Your goal: Write the data below out exactly as it stands. Do not include the pictures.

-------- Excerpted data

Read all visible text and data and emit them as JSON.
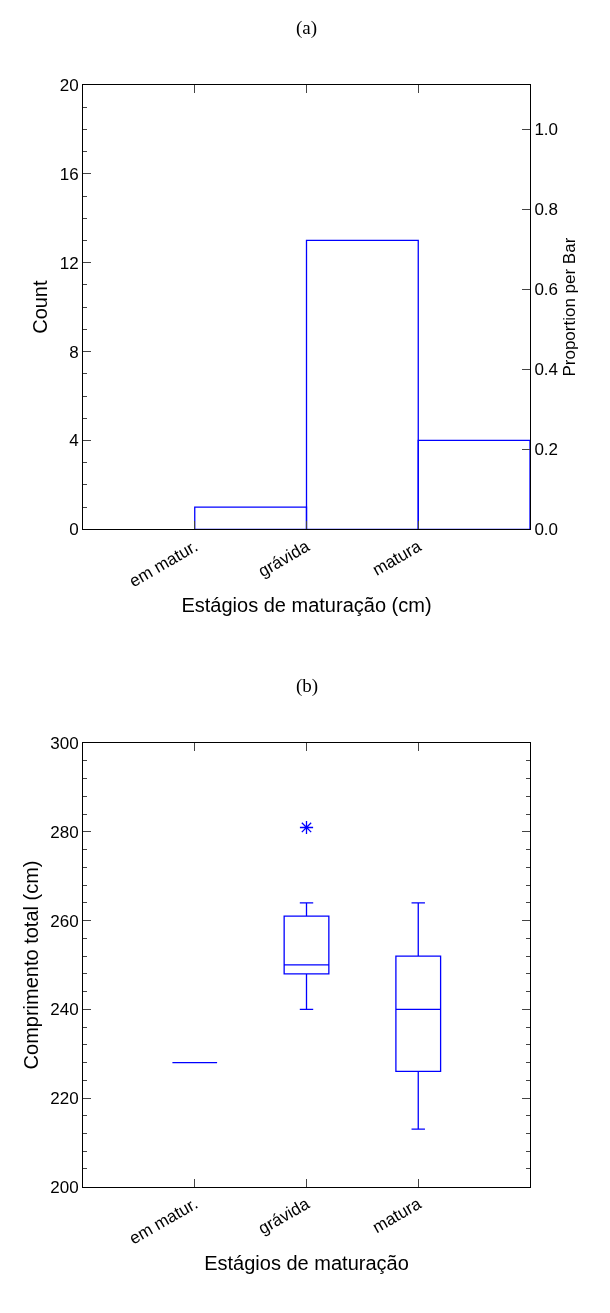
{
  "chart_data": [
    {
      "type": "bar",
      "title": "(a)",
      "xlabel": "Estágios de maturação (cm)",
      "ylabel": "Count",
      "y2label": "Proportion per Bar",
      "categories": [
        "em matur.",
        "grávida",
        "matura"
      ],
      "series": [
        {
          "color": "#0000ff",
          "values": [
            1,
            13,
            4
          ]
        }
      ],
      "ylim": [
        0,
        20
      ],
      "yticks": [
        0,
        4,
        8,
        12,
        16,
        20
      ],
      "y2lim": [
        0,
        1.111
      ],
      "y2ticks": [
        {
          "value": 0,
          "label": "0.0"
        },
        {
          "value": 0.2,
          "label": "0.2"
        },
        {
          "value": 0.4,
          "label": "0.4"
        },
        {
          "value": 0.6,
          "label": "0.6"
        },
        {
          "value": 0.8,
          "label": "0.8"
        },
        {
          "value": 1.0,
          "label": "1.0"
        }
      ]
    },
    {
      "type": "box",
      "title": "(b)",
      "xlabel": "Estágios de maturação",
      "ylabel": "Comprimento total (cm)",
      "categories": [
        "em matur.",
        "grávida",
        "matura"
      ],
      "series": [
        {
          "color": "#0000ff",
          "boxes": [
            {
              "low": 228,
              "q1": 228,
              "median": 228,
              "q3": 228,
              "high": 228
            },
            {
              "low": 240,
              "q1": 248,
              "median": 250,
              "q3": 261,
              "high": 264,
              "outliers": [
                281
              ]
            },
            {
              "low": 213,
              "q1": 226,
              "median": 240,
              "q3": 252,
              "high": 264
            }
          ]
        }
      ],
      "ylim": [
        200,
        300
      ],
      "yticks": [
        200,
        220,
        240,
        260,
        280,
        300
      ]
    }
  ]
}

----------------

Solution for this task:
Read all visible text and data and emit them as JSON.
{
  "chart_data": [
    {
      "type": "bar",
      "title": "(a)",
      "xlabel": "Estágios de maturação (cm)",
      "ylabel": "Count",
      "y2label": "Proportion per Bar",
      "categories": [
        "em matur.",
        "grávida",
        "matura"
      ],
      "series": [
        {
          "color": "#0000ff",
          "values": [
            1,
            13,
            4
          ]
        }
      ],
      "ylim": [
        0,
        20
      ],
      "yticks": [
        0,
        4,
        8,
        12,
        16,
        20
      ],
      "y2lim": [
        0,
        1.111
      ],
      "y2ticks": [
        {
          "value": 0,
          "label": "0.0"
        },
        {
          "value": 0.2,
          "label": "0.2"
        },
        {
          "value": 0.4,
          "label": "0.4"
        },
        {
          "value": 0.6,
          "label": "0.6"
        },
        {
          "value": 0.8,
          "label": "0.8"
        },
        {
          "value": 1.0,
          "label": "1.0"
        }
      ]
    },
    {
      "type": "box",
      "title": "(b)",
      "xlabel": "Estágios de maturação",
      "ylabel": "Comprimento total (cm)",
      "categories": [
        "em matur.",
        "grávida",
        "matura"
      ],
      "series": [
        {
          "color": "#0000ff",
          "boxes": [
            {
              "low": 228,
              "q1": 228,
              "median": 228,
              "q3": 228,
              "high": 228
            },
            {
              "low": 240,
              "q1": 248,
              "median": 250,
              "q3": 261,
              "high": 264,
              "outliers": [
                281
              ]
            },
            {
              "low": 213,
              "q1": 226,
              "median": 240,
              "q3": 252,
              "high": 264
            }
          ]
        }
      ],
      "ylim": [
        200,
        300
      ],
      "yticks": [
        200,
        220,
        240,
        260,
        280,
        300
      ]
    }
  ]
}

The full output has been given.